**Description of the task:** Print the listing below exactly.

Stored items:
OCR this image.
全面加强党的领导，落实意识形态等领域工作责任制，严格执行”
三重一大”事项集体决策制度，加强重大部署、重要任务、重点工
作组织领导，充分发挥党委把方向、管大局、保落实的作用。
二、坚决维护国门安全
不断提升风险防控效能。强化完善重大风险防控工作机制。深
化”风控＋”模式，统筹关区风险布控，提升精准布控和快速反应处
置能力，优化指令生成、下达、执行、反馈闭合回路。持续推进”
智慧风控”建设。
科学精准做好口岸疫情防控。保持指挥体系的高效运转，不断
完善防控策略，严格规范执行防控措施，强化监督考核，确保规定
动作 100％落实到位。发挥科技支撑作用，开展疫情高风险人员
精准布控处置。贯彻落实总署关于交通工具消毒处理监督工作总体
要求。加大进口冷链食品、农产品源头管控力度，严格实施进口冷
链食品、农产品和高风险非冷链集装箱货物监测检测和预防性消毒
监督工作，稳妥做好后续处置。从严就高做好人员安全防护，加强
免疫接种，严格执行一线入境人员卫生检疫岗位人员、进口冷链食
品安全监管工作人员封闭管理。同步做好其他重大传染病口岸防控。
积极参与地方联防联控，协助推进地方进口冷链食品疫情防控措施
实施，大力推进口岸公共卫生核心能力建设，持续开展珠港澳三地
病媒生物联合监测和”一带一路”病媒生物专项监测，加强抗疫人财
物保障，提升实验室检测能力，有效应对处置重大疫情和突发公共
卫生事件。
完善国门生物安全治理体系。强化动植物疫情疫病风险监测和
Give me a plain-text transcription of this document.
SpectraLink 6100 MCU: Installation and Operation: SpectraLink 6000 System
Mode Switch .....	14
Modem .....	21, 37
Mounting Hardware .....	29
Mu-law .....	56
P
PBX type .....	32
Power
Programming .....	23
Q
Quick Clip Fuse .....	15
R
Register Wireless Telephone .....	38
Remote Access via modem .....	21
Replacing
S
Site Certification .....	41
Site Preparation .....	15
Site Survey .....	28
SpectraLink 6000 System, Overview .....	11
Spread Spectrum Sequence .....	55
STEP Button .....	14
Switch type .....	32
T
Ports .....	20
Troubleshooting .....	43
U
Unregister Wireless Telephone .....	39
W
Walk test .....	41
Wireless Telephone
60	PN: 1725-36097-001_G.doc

**Correct response:**
OCR this image.
全面加强党的领导，落实意识形态等领域工作责任制，严格执行”
三重一大”事项集体决策制度，加强重大部署、重要任务、重点工
作组织领导，充分发挥党委把方向、管大局、保落实的作用。
二、坚决维护国门安全
不断提升风险防控效能。强化完善重大风险防控工作机制。深
化”风控＋”模式，统筹关区风险布控，提升精准布控和快速反应处
置能力，优化指令生成、下达、执行、反馈闭合回路。持续推进”
智慧风控”建设。
科学精准做好口岸疫情防控。保持指挥体系的高效运转，不断
完善防控策略，严格规范执行防控措施，强化监督考核，确保规定
动作 100％落实到位。发挥科技支撑作用，开展疫情高风险人员
精准布控处置。贯彻落实总署关于交通工具消毒处理监督工作总体
要求。加大进口冷链食品、农产品源头管控力度，严格实施进口冷
链食品、农产品和高风险非冷链集装箱货物监测检测和预防性消毒
监督工作，稳妥做好后续处置。从严就高做好人员安全防护，加强
免疫接种，严格执行一线入境人员卫生检疫岗位人员、进口冷链食
品安全监管工作人员封闭管理。同步做好其他重大传染病口岸防控。
积极参与地方联防联控，协助推进地方进口冷链食品疫情防控措施
实施，大力推进口岸公共卫生核心能力建设，持续开展珠港澳三地
病媒生物联合监测和”一带一路”病媒生物专项监测，加强抗疫人财
物保障，提升实验室检测能力，有效应对处置重大疫情和突发公共
卫生事件。
完善国门生物安全治理体系。强化动植物疫情疫病风险监测和
Give me a plain-text transcription of this document.
SpectraLink 6100 MCU: Installation and Operation: SpectraLink 6000 System
Mode Switch .....	14
Modem .....	21, 37
Mounting Hardware .....	29
Mu-law .....	56
P
PBX type .....	32
Power
Programming .....	23
Q
Quick Clip Fuse .....	15
R
Register Wireless Telephone .....	38
Remote Access via modem .....	21
Replacing
S
Site Certification .....	41
Site Preparation .....	15
Site Survey .....	28
SpectraLink 6000 System, Overview .....	11
Spread Spectrum Sequence .....	55
STEP Button .....	14
Switch type .....	32
T
Ports .....	20
Troubleshooting .....	43
U
Unregister Wireless Telephone .....	39
W
Walk test .....	41
Wireless Telephone
60	PN: 1725-36097-001_G.doc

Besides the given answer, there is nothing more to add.